[Rows from a dataset]
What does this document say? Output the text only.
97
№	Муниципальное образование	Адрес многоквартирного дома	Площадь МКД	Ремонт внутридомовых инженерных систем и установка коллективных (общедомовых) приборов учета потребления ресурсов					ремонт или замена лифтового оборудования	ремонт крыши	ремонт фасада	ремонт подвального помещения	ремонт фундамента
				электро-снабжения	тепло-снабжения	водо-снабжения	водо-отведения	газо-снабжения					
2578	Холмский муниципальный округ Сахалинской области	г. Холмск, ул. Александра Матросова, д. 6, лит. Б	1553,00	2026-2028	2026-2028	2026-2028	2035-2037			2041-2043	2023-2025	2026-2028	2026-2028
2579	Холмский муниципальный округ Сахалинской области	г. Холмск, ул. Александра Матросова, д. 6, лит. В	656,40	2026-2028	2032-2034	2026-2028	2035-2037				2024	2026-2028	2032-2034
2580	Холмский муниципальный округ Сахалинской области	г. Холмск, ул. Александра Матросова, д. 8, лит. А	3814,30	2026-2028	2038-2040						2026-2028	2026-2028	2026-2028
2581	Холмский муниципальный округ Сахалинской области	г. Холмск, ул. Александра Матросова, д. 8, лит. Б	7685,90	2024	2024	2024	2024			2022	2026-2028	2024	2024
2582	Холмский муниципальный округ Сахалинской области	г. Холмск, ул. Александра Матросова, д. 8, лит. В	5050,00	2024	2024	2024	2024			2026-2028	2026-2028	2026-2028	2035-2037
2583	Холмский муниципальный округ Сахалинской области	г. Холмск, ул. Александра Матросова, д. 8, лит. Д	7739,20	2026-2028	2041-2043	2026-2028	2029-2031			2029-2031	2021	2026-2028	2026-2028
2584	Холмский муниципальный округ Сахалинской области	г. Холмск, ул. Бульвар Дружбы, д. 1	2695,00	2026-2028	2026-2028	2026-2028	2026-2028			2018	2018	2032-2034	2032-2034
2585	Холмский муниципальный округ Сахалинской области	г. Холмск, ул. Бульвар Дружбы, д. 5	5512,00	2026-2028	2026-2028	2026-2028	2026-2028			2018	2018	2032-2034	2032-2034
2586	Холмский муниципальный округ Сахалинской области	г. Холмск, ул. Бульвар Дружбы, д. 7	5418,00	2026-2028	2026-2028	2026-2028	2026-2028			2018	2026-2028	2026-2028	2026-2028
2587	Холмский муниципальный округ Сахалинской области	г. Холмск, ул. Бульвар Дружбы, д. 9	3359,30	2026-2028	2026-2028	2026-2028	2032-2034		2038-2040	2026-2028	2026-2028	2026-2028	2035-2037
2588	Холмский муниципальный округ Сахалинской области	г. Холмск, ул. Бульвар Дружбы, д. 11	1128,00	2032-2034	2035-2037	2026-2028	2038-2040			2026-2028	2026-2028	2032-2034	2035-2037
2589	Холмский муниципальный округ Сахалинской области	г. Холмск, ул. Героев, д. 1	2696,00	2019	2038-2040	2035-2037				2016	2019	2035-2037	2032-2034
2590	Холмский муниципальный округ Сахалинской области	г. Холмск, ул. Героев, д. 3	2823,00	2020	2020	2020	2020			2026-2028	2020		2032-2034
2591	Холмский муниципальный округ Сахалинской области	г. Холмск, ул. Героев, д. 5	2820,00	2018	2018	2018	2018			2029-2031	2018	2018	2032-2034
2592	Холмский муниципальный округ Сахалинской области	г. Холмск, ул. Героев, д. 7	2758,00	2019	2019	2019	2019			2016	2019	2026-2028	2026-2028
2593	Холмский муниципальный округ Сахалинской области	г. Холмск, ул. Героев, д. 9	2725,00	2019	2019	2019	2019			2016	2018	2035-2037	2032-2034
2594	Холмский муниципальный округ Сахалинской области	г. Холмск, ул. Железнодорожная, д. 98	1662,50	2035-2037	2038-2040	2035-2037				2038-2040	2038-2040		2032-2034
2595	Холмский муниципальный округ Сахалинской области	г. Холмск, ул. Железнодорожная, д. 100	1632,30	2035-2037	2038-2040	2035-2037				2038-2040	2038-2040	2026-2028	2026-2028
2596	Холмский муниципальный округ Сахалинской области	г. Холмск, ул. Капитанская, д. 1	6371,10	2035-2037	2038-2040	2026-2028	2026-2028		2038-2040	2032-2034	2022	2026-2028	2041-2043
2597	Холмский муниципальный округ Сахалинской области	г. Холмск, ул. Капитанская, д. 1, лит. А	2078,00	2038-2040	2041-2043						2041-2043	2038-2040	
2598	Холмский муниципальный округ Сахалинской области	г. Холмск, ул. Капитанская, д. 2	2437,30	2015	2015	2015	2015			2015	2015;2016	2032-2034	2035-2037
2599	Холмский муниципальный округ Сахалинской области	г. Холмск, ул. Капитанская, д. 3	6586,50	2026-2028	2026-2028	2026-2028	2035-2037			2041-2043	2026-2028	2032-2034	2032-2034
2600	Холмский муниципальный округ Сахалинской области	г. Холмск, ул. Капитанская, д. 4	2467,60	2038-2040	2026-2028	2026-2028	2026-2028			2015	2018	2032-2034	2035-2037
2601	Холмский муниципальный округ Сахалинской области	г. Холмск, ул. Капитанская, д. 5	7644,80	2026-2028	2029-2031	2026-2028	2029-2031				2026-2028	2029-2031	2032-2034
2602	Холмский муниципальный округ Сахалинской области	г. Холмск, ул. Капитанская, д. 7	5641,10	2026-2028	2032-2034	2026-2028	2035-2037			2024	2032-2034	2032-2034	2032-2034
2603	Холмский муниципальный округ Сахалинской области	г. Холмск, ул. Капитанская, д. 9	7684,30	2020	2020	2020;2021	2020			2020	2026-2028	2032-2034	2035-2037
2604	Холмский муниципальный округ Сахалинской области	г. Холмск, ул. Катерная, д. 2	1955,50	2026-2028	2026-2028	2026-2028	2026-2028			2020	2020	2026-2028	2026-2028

WHAT THIS TASK INVOLVES: Extract all of the data above and output it character for character.

CORRECT ANSWER:
What does this document say? Output the text only.
97
№	Муниципальное образование	Адрес многоквартирного дома	Площадь МКД	Ремонт внутридомовых инженерных систем и установка коллективных (общедомовых) приборов учета потребления ресурсов					ремонт или замена лифтового оборудования	ремонт крыши	ремонт фасада	ремонт подвального помещения	ремонт фундамента
				электро-снабжения	тепло-снабжения	водо-снабжения	водо-отведения	газо-снабжения					
2578	Холмский муниципальный округ Сахалинской области	г. Холмск, ул. Александра Матросова, д. 6, лит. Б	1553,00	2026-2028	2026-2028	2026-2028	2035-2037			2041-2043	2023-2025	2026-2028	2026-2028
2579	Холмский муниципальный округ Сахалинской области	г. Холмск, ул. Александра Матросова, д. 6, лит. В	656,40	2026-2028	2032-2034	2026-2028	2035-2037				2024	2026-2028	2032-2034
2580	Холмский муниципальный округ Сахалинской области	г. Холмск, ул. Александра Матросова, д. 8, лит. А	3814,30	2026-2028	2038-2040						2026-2028	2026-2028	2026-2028
2581	Холмский муниципальный округ Сахалинской области	г. Холмск, ул. Александра Матросова, д. 8, лит. Б	7685,90	2024	2024	2024	2024			2022	2026-2028	2024	2024
2582	Холмский муниципальный округ Сахалинской области	г. Холмск, ул. Александра Матросова, д. 8, лит. В	5050,00	2024	2024	2024	2024			2026-2028	2026-2028	2026-2028	2035-2037
2583	Холмский муниципальный округ Сахалинской области	г. Холмск, ул. Александра Матросова, д. 8, лит. Д	7739,20	2026-2028	2041-2043	2026-2028	2029-2031			2029-2031	2021	2026-2028	2026-2028
2584	Холмский муниципальный округ Сахалинской области	г. Холмск, ул. Бульвар Дружбы, д. 1	2695,00	2026-2028	2026-2028	2026-2028	2026-2028			2018	2018	2032-2034	2032-2034
2585	Холмский муниципальный округ Сахалинской области	г. Холмск, ул. Бульвар Дружбы, д. 5	5512,00	2026-2028	2026-2028	2026-2028	2026-2028			2018	2018	2032-2034	2032-2034
2586	Холмский муниципальный округ Сахалинской области	г. Холмск, ул. Бульвар Дружбы, д. 7	5418,00	2026-2028	2026-2028	2026-2028	2026-2028			2018	2026-2028	2026-2028	2026-2028
2587	Холмский муниципальный округ Сахалинской области	г. Холмск, ул. Бульвар Дружбы, д. 9	3359,30	2026-2028	2026-2028	2026-2028	2032-2034		2038-2040	2026-2028	2026-2028	2026-2028	2035-2037
2588	Холмский муниципальный округ Сахалинской области	г. Холмск, ул. Бульвар Дружбы, д. 11	1128,00	2032-2034	2035-2037	2026-2028	2038-2040			2026-2028	2026-2028	2032-2034	2035-2037
2589	Холмский муниципальный округ Сахалинской области	г. Холмск, ул. Героев, д. 1	2696,00	2019	2038-2040	2035-2037				2016	2019	2035-2037	2032-2034
2590	Холмский муниципальный округ Сахалинской области	г. Холмск, ул. Героев, д. 3	2823,00	2020	2020	2020	2020			2026-2028	2020		2032-2034
2591	Холмский муниципальный округ Сахалинской области	г. Холмск, ул. Героев, д. 5	2820,00	2018	2018	2018	2018			2029-2031	2018	2018	2032-2034
2592	Холмский муниципальный округ Сахалинской области	г. Холмск, ул. Героев, д. 7	2758,00	2019	2019	2019	2019			2016	2019	2026-2028	2026-2028
2593	Холмский муниципальный округ Сахалинской области	г. Холмск, ул. Героев, д. 9	2725,00	2019	2019	2019	2019			2016	2018	2035-2037	2032-2034
2594	Холмский муниципальный округ Сахалинской области	г. Холмск, ул. Железнодорожная, д. 98	1662,50	2035-2037	2038-2040	2035-2037				2038-2040	2038-2040		2032-2034
2595	Холмский муниципальный округ Сахалинской области	г. Холмск, ул. Железнодорожная, д. 100	1632,30	2035-2037	2038-2040	2035-2037				2038-2040	2038-2040	2026-2028	2026-2028
2596	Холмский муниципальный округ Сахалинской области	г. Холмск, ул. Капитанская, д. 1	6371,10	2035-2037	2038-2040	2026-2028	2026-2028		2038-2040	2032-2034	2022	2026-2028	2041-2043
2597	Холмский муниципальный округ Сахалинской области	г. Холмск, ул. Капитанская, д. 1, лит. А	2078,00	2038-2040	2041-2043						2041-2043	2038-2040	
2598	Холмский муниципальный округ Сахалинской области	г. Холмск, ул. Капитанская, д. 2	2437,30	2015	2015	2015	2015			2015	2015;2016	2032-2034	2035-2037
2599	Холмский муниципальный округ Сахалинской области	г. Холмск, ул. Капитанская, д. 3	6586,50	2026-2028	2026-2028	2026-2028	2035-2037			2041-2043	2026-2028	2032-2034	2032-2034
2600	Холмский муниципальный округ Сахалинской области	г. Холмск, ул. Капитанская, д. 4	2467,60	2038-2040	2026-2028	2026-2028	2026-2028			2015	2018	2032-2034	2035-2037
2601	Холмский муниципальный округ Сахалинской области	г. Холмск, ул. Капитанская, д. 5	7644,80	2026-2028	2029-2031	2026-2028	2029-2031				2026-2028	2029-2031	2032-2034
2602	Холмский муниципальный округ Сахалинской области	г. Холмск, ул. Капитанская, д. 7	5641,10	2026-2028	2032-2034	2026-2028	2035-2037			2024	2032-2034	2032-2034	2032-2034
2603	Холмский муниципальный округ Сахалинской области	г. Холмск, ул. Капитанская, д. 9	7684,30	2020	2020	2020;2021	2020			2020	2026-2028	2032-2034	2035-2037
2604	Холмский муниципальный округ Сахалинской области	г. Холмск, ул. Катерная, д. 2	1955,50	2026-2028	2026-2028	2026-2028	2026-2028			2020	2020	2026-2028	2026-2028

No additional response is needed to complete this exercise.